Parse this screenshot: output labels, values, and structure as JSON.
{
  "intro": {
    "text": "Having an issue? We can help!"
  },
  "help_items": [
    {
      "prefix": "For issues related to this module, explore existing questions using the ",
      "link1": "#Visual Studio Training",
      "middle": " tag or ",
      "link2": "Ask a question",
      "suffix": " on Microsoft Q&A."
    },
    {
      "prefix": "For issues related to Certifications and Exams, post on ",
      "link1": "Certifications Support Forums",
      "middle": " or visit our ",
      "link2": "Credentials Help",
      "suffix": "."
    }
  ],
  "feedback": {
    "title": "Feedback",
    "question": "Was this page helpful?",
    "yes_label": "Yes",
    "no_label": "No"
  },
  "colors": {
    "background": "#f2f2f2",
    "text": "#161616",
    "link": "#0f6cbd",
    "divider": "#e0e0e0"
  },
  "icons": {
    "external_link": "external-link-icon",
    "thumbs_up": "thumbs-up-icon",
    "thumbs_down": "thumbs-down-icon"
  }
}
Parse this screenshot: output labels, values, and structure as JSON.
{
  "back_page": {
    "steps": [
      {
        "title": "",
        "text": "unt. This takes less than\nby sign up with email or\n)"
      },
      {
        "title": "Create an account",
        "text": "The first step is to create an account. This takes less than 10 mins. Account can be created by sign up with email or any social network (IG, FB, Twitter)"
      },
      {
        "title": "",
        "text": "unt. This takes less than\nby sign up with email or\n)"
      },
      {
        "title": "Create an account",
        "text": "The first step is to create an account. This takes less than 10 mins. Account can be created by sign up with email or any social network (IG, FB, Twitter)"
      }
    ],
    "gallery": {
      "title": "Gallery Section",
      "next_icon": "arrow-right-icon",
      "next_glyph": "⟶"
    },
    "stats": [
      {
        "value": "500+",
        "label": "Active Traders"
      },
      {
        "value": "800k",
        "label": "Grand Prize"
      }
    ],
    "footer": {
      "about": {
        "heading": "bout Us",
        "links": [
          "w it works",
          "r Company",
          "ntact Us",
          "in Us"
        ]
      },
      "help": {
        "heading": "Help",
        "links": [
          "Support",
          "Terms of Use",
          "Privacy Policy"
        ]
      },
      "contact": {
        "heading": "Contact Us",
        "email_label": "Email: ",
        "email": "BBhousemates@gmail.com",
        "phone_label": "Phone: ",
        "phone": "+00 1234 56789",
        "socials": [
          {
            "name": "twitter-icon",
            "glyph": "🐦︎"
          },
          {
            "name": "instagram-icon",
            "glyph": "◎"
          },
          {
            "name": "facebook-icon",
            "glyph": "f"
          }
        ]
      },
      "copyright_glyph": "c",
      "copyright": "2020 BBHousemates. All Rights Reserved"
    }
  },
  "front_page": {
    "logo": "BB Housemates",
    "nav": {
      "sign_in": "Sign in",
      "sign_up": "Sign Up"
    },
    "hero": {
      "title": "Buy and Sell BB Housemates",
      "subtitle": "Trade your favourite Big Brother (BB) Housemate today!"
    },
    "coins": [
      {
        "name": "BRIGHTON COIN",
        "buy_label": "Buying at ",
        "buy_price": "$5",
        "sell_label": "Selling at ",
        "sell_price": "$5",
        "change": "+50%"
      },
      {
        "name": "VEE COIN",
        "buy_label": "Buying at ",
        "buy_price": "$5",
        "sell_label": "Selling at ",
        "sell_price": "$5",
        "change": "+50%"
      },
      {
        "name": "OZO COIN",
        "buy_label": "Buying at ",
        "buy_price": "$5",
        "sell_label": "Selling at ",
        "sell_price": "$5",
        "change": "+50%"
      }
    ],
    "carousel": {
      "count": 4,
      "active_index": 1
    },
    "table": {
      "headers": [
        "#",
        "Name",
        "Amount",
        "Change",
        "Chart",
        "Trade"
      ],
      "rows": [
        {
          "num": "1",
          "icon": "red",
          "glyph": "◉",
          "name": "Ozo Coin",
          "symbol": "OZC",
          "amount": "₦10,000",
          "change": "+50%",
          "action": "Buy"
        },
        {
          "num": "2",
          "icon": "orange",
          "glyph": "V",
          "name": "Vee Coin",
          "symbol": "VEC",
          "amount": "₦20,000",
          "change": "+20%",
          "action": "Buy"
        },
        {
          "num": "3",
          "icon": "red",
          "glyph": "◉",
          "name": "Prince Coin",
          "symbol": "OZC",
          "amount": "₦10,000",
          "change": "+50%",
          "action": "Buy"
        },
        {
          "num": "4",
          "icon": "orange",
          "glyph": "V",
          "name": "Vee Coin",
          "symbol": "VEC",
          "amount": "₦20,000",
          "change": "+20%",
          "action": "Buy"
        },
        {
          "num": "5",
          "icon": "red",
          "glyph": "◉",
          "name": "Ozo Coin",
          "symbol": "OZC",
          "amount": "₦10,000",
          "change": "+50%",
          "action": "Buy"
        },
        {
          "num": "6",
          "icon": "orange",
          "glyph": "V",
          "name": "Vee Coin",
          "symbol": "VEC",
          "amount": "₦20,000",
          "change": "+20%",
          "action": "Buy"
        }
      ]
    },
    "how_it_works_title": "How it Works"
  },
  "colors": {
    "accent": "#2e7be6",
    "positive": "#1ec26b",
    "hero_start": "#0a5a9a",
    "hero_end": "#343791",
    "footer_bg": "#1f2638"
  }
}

• **Goal of the exercise**
From the records above, please extract every line and repeat it exactly.

• **Output of the exercise**
Parse this screenshot: output labels, values, and structure as JSON.
{
  "intro": {
    "text": "Having an issue? We can help!"
  },
  "help_items": [
    {
      "prefix": "For issues related to this module, explore existing questions using the ",
      "link1": "#Visual Studio Training",
      "middle": " tag or ",
      "link2": "Ask a question",
      "suffix": " on Microsoft Q&A."
    },
    {
      "prefix": "For issues related to Certifications and Exams, post on ",
      "link1": "Certifications Support Forums",
      "middle": " or visit our ",
      "link2": "Credentials Help",
      "suffix": "."
    }
  ],
  "feedback": {
    "title": "Feedback",
    "question": "Was this page helpful?",
    "yes_label": "Yes",
    "no_label": "No"
  },
  "colors": {
    "background": "#f2f2f2",
    "text": "#161616",
    "link": "#0f6cbd",
    "divider": "#e0e0e0"
  },
  "icons": {
    "external_link": "external-link-icon",
    "thumbs_up": "thumbs-up-icon",
    "thumbs_down": "thumbs-down-icon"
  }
}
Parse this screenshot: output labels, values, and structure as JSON.
{
  "back_page": {
    "steps": [
      {
        "title": "",
        "text": "unt. This takes less than\nby sign up with email or\n)"
      },
      {
        "title": "Create an account",
        "text": "The first step is to create an account. This takes less than 10 mins. Account can be created by sign up with email or any social network (IG, FB, Twitter)"
      },
      {
        "title": "",
        "text": "unt. This takes less than\nby sign up with email or\n)"
      },
      {
        "title": "Create an account",
        "text": "The first step is to create an account. This takes less than 10 mins. Account can be created by sign up with email or any social network (IG, FB, Twitter)"
      }
    ],
    "gallery": {
      "title": "Gallery Section",
      "next_icon": "arrow-right-icon",
      "next_glyph": "⟶"
    },
    "stats": [
      {
        "value": "500+",
        "label": "Active Traders"
      },
      {
        "value": "800k",
        "label": "Grand Prize"
      }
    ],
    "footer": {
      "about": {
        "heading": "bout Us",
        "links": [
          "w it works",
          "r Company",
          "ntact Us",
          "in Us"
        ]
      },
      "help": {
        "heading": "Help",
        "links": [
          "Support",
          "Terms of Use",
          "Privacy Policy"
        ]
      },
      "contact": {
        "heading": "Contact Us",
        "email_label": "Email: ",
        "email": "BBhousemates@gmail.com",
        "phone_label": "Phone: ",
        "phone": "+00 1234 56789",
        "socials": [
          {
            "name": "twitter-icon",
            "glyph": "🐦︎"
          },
          {
            "name": "instagram-icon",
            "glyph": "◎"
          },
          {
            "name": "facebook-icon",
            "glyph": "f"
          }
        ]
      },
      "copyright_glyph": "c",
      "copyright": "2020 BBHousemates. All Rights Reserved"
    }
  },
  "front_page": {
    "logo": "BB Housemates",
    "nav": {
      "sign_in": "Sign in",
      "sign_up": "Sign Up"
    },
    "hero": {
      "title": "Buy and Sell BB Housemates",
      "subtitle": "Trade your favourite Big Brother (BB) Housemate today!"
    },
    "coins": [
      {
        "name": "BRIGHTON COIN",
        "buy_label": "Buying at ",
        "buy_price": "$5",
        "sell_label": "Selling at ",
        "sell_price": "$5",
        "change": "+50%"
      },
      {
        "name": "VEE COIN",
        "buy_label": "Buying at ",
        "buy_price": "$5",
        "sell_label": "Selling at ",
        "sell_price": "$5",
        "change": "+50%"
      },
      {
        "name": "OZO COIN",
        "buy_label": "Buying at ",
        "buy_price": "$5",
        "sell_label": "Selling at ",
        "sell_price": "$5",
        "change": "+50%"
      }
    ],
    "carousel": {
      "count": 4,
      "active_index": 1
    },
    "table": {
      "headers": [
        "#",
        "Name",
        "Amount",
        "Change",
        "Chart",
        "Trade"
      ],
      "rows": [
        {
          "num": "1",
          "icon": "red",
          "glyph": "◉",
          "name": "Ozo Coin",
          "symbol": "OZC",
          "amount": "₦10,000",
          "change": "+50%",
          "action": "Buy"
        },
        {
          "num": "2",
          "icon": "orange",
          "glyph": "V",
          "name": "Vee Coin",
          "symbol": "VEC",
          "amount": "₦20,000",
          "change": "+20%",
          "action": "Buy"
        },
        {
          "num": "3",
          "icon": "red",
          "glyph": "◉",
          "name": "Prince Coin",
          "symbol": "OZC",
          "amount": "₦10,000",
          "change": "+50%",
          "action": "Buy"
        },
        {
          "num": "4",
          "icon": "orange",
          "glyph": "V",
          "name": "Vee Coin",
          "symbol": "VEC",
          "amount": "₦20,000",
          "change": "+20%",
          "action": "Buy"
        },
        {
          "num": "5",
          "icon": "red",
          "glyph": "◉",
          "name": "Ozo Coin",
          "symbol": "OZC",
          "amount": "₦10,000",
          "change": "+50%",
          "action": "Buy"
        },
        {
          "num": "6",
          "icon": "orange",
          "glyph": "V",
          "name": "Vee Coin",
          "symbol": "VEC",
          "amount": "₦20,000",
          "change": "+20%",
          "action": "Buy"
        }
      ]
    },
    "how_it_works_title": "How it Works"
  },
  "colors": {
    "accent": "#2e7be6",
    "positive": "#1ec26b",
    "hero_start": "#0a5a9a",
    "hero_end": "#343791",
    "footer_bg": "#1f2638"
  }
}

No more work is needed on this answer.